> [Input material]
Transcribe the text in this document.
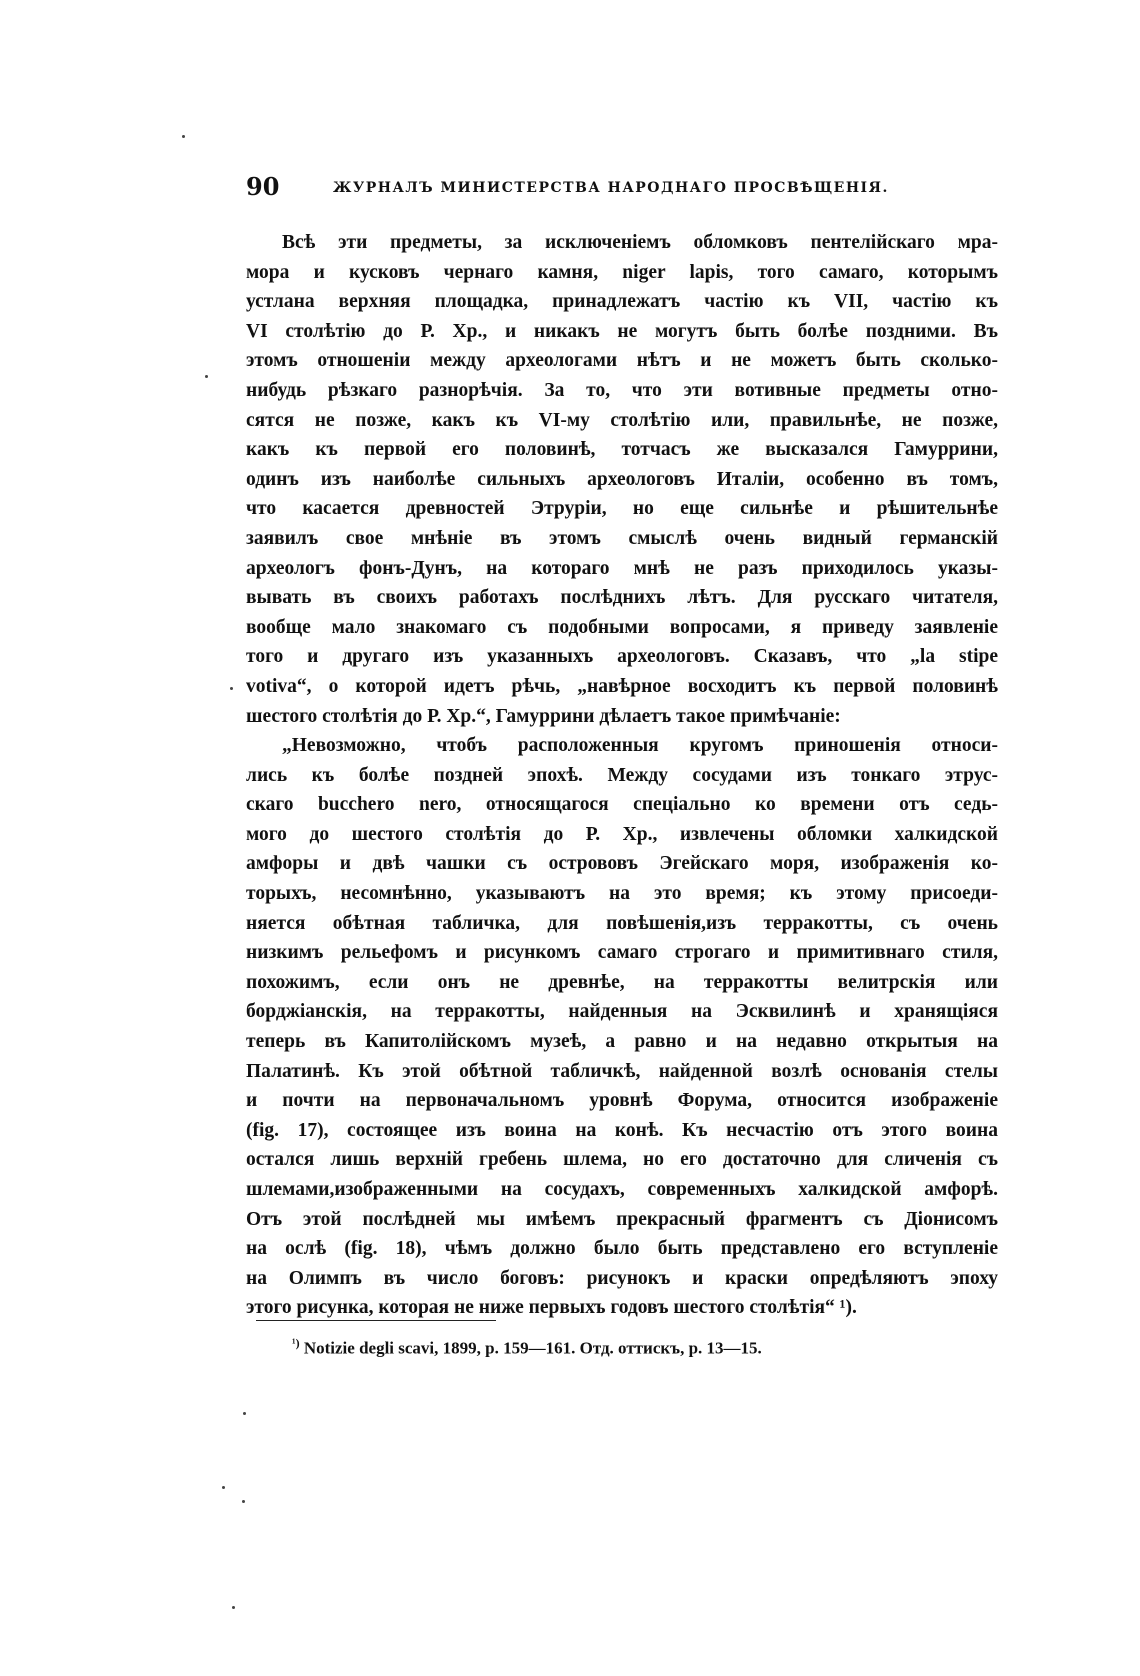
90	ЖУРНАЛЪ МИНИСТЕРСТВА НАРОДНАГО ПРОСВѢЩЕНІЯ.
Всѣ эти предметы, за исключеніемъ обломковъ пентелійскаго мра-
мора и кусковъ чернаго камня, niger lapis, того самаго, которымъ
устлана верхняя площадка, принадлежатъ частію къ VII, частію къ
VI столѣтію до Р. Хр., и никакъ не могутъ быть болѣе поздними. Въ
этомъ отношеніи между археологами нѣтъ и не можетъ быть сколько-
нибудь рѣзкаго разнорѣчія. За то, что эти вотивные предметы отно-
сятся не позже, какъ къ VI-му столѣтію или, правильнѣе, не позже,
какъ къ первой его половинѣ, тотчасъ же высказался Гамуррини,
одинъ изъ наиболѣе сильныхъ археологовъ Италіи, особенно въ томъ,
что касается древностей Этруріи, но еще сильнѣе и рѣшительнѣе
заявилъ свое мнѣніе въ этомъ смыслѣ очень видный германскій
археологъ фонъ-Дунъ, на котораго мнѣ не разъ приходилось указы-
вывать въ своихъ работахъ послѣднихъ лѣтъ. Для русскаго читателя,
вообще мало знакомаго съ подобными вопросами, я приведу заявленіе
того и другаго изъ указанныхъ археологовъ. Сказавъ, что „la stipe
votiva“, о которой идетъ рѣчь, „навѣрное восходитъ къ первой половинѣ
шестого столѣтія до Р. Хр.“, Гамуррини дѣлаетъ такое примѣчаніе:
„Невозможно, чтобъ расположенныя кругомъ приношенія относи-
лись къ болѣе поздней эпохѣ. Между сосудами изъ тонкаго этрус-
скаго bucchero nero, относящагося спеціально ко времени отъ седь-
мого до шестого столѣтія до Р. Хр., извлечены обломки халкидской
амфоры и двѣ чашки съ острововъ Эгейскаго моря, изображенія ко-
торыхъ, несомнѣнно, указываютъ на это время; къ этому присоеди-
няется обѣтная табличка, для повѣшенія,изъ терракотты, съ очень
низкимъ рельефомъ и рисункомъ самаго строгаго и примитивнаго стиля,
похожимъ, если онъ не древнѣе, на терракотты велитрскія или
борджіанскія, на терракотты, найденныя на Эсквилинѣ и хранящіяся
теперь въ Капитолійскомъ музеѣ, а равно и на недавно открытыя на
Палатинѣ. Къ этой обѣтной табличкѣ, найденной возлѣ основанія стелы
и почти на первоначальномъ уровнѣ Форума, относится изображеніе
(fig. 17), состоящее изъ воина на конѣ. Къ несчастію отъ этого воина
остался лишь верхній гребень шлема, но его достаточно для сличенія съ
шлемами,изображенными на сосудахъ, современныхъ халкидской амфорѣ.
Отъ этой послѣдней мы имѣемъ прекрасный фрагментъ съ Діонисомъ
на ослѣ (fig. 18), чѣмъ должно было быть представлено его вступленіе
на Олимпъ въ число боговъ: рисунокъ и краски опредѣляютъ эпоху
этого рисунка, которая не ниже первыхъ годовъ шестого столѣтія“ ¹).
$^{^1)}$ Notizie degli scavi, 1899, p. 159—161. Отд. оттискъ, p. 13—15.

> [Problem details]
Scan the material above. Return every line containing the string "очень".

> [Answer in full]
заявилъ свое мнѣніе въ этомъ смыслѣ очень видный германскій
няется обѣтная табличка, для повѣшенія,изъ терракотты, съ очень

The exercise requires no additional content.